WRITTEN REQUEST
Keep only those lines of the records that include the string "port".
— Begin THE INPUT —
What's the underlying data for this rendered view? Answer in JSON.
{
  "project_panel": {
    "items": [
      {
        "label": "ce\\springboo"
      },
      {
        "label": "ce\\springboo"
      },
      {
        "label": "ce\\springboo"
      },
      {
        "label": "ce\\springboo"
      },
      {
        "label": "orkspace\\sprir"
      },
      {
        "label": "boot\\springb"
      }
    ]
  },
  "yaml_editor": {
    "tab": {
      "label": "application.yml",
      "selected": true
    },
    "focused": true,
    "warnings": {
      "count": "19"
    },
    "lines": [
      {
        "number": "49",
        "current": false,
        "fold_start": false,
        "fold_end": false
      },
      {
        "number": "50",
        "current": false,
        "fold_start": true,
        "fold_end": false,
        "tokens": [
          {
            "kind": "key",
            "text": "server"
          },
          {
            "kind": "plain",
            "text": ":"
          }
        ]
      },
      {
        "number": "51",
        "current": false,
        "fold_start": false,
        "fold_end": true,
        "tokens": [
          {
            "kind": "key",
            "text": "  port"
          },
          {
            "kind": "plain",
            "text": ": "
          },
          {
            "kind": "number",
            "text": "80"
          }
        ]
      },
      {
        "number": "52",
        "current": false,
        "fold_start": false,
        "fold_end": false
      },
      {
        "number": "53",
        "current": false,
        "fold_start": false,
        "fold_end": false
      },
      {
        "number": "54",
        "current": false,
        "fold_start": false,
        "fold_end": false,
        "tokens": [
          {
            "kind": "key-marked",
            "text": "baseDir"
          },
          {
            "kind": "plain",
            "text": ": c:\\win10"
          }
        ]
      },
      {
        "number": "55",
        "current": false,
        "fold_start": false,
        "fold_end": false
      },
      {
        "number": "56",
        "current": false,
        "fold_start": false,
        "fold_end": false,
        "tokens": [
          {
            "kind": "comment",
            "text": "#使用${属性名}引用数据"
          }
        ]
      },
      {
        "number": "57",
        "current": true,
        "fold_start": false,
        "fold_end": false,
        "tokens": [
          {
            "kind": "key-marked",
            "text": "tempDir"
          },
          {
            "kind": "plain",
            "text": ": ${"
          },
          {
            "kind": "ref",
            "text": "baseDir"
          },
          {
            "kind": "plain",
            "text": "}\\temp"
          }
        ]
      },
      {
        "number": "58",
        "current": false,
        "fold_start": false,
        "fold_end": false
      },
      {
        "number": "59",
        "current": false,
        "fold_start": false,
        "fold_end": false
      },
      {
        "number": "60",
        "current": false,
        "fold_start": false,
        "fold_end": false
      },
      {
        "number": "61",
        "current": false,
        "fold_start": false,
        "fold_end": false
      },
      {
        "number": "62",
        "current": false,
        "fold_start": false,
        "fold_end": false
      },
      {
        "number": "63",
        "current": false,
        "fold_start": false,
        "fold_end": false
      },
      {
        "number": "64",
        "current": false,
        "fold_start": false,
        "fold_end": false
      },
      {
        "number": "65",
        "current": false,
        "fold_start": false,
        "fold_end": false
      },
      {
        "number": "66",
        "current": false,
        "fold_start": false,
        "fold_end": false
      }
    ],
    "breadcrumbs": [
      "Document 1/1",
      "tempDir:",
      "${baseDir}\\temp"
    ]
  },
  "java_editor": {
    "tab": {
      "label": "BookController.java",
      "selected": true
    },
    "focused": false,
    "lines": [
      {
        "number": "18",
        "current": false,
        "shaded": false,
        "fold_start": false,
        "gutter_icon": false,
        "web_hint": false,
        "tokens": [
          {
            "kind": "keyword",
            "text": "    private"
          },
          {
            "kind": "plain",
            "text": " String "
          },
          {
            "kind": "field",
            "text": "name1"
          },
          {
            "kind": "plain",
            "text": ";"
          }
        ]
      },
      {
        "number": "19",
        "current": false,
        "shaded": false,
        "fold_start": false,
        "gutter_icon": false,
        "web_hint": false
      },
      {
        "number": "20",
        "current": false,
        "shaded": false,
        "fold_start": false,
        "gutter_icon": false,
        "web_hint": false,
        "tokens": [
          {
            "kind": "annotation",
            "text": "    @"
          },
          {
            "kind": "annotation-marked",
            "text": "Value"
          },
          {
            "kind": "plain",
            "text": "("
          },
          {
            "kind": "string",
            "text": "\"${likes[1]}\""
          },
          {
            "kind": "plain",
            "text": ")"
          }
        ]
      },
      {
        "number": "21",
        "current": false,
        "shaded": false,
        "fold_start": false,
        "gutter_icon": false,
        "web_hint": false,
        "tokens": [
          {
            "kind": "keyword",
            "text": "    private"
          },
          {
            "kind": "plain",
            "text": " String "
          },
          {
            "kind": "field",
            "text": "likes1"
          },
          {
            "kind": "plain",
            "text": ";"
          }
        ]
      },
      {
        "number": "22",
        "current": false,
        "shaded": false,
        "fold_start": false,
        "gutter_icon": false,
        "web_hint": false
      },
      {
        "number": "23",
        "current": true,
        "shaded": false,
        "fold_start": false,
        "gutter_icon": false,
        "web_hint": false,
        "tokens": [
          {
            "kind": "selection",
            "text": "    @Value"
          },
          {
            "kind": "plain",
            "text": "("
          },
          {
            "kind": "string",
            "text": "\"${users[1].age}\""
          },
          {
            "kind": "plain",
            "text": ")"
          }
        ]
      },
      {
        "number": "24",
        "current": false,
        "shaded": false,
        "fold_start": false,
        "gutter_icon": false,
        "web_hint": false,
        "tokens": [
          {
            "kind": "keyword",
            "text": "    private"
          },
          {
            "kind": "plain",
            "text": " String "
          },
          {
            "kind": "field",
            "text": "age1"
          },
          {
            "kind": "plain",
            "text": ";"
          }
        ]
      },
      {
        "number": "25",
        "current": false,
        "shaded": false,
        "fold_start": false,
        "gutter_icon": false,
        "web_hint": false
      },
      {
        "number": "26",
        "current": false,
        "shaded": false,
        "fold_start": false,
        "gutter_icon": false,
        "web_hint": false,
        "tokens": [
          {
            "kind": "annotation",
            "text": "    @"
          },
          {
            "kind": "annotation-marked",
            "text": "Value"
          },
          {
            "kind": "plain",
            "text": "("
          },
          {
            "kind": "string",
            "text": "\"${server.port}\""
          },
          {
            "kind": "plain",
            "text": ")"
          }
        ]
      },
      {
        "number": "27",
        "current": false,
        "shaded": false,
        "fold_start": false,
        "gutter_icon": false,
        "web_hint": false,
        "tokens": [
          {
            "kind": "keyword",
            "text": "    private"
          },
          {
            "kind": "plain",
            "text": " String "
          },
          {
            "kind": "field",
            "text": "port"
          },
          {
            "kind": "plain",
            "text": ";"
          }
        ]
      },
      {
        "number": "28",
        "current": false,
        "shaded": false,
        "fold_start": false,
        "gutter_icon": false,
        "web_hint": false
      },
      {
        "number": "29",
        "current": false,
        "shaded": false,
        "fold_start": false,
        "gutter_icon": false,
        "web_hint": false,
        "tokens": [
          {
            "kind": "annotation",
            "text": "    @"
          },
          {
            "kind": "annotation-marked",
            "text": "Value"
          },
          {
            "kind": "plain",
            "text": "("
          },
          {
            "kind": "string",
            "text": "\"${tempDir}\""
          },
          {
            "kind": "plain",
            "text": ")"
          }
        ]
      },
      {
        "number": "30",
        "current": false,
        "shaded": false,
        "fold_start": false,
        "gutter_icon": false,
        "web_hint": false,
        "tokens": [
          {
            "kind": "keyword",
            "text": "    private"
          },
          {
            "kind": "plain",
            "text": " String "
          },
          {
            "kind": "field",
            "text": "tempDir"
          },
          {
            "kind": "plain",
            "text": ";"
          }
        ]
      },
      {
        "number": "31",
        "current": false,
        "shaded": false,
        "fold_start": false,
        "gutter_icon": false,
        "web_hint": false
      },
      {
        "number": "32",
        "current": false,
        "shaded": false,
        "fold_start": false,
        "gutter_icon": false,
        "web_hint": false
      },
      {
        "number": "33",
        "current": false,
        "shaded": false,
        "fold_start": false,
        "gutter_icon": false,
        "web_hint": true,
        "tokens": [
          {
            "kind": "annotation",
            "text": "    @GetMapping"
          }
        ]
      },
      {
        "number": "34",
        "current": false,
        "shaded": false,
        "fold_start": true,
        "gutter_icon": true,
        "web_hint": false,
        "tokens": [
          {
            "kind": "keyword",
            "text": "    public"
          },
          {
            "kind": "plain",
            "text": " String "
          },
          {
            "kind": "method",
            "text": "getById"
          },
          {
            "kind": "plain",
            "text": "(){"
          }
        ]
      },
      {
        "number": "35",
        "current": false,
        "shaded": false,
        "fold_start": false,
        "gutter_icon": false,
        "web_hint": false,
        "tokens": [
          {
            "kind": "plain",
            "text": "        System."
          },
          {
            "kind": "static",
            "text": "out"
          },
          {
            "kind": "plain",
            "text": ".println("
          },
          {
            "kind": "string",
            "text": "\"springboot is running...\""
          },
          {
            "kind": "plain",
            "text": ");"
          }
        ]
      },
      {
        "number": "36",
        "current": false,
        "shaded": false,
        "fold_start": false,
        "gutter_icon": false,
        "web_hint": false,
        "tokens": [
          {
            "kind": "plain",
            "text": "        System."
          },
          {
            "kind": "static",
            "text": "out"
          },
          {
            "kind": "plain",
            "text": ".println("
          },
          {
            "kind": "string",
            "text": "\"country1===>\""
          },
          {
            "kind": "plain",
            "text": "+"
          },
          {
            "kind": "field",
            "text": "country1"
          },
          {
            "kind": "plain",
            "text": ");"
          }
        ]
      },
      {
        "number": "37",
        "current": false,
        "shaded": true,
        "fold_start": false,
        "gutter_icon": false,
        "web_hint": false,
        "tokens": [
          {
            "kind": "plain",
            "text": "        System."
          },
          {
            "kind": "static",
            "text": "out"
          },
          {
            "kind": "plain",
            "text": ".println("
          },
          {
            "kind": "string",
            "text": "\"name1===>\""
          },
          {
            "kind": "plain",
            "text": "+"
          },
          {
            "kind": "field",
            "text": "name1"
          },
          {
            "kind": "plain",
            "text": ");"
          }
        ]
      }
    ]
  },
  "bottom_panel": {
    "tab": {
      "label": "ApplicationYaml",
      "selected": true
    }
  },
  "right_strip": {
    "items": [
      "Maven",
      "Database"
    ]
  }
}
— End THE INPUT —
FINISHED EXERCISE
            "text": "  port"
            "text": "\"${server.port}\""
            "text": "port"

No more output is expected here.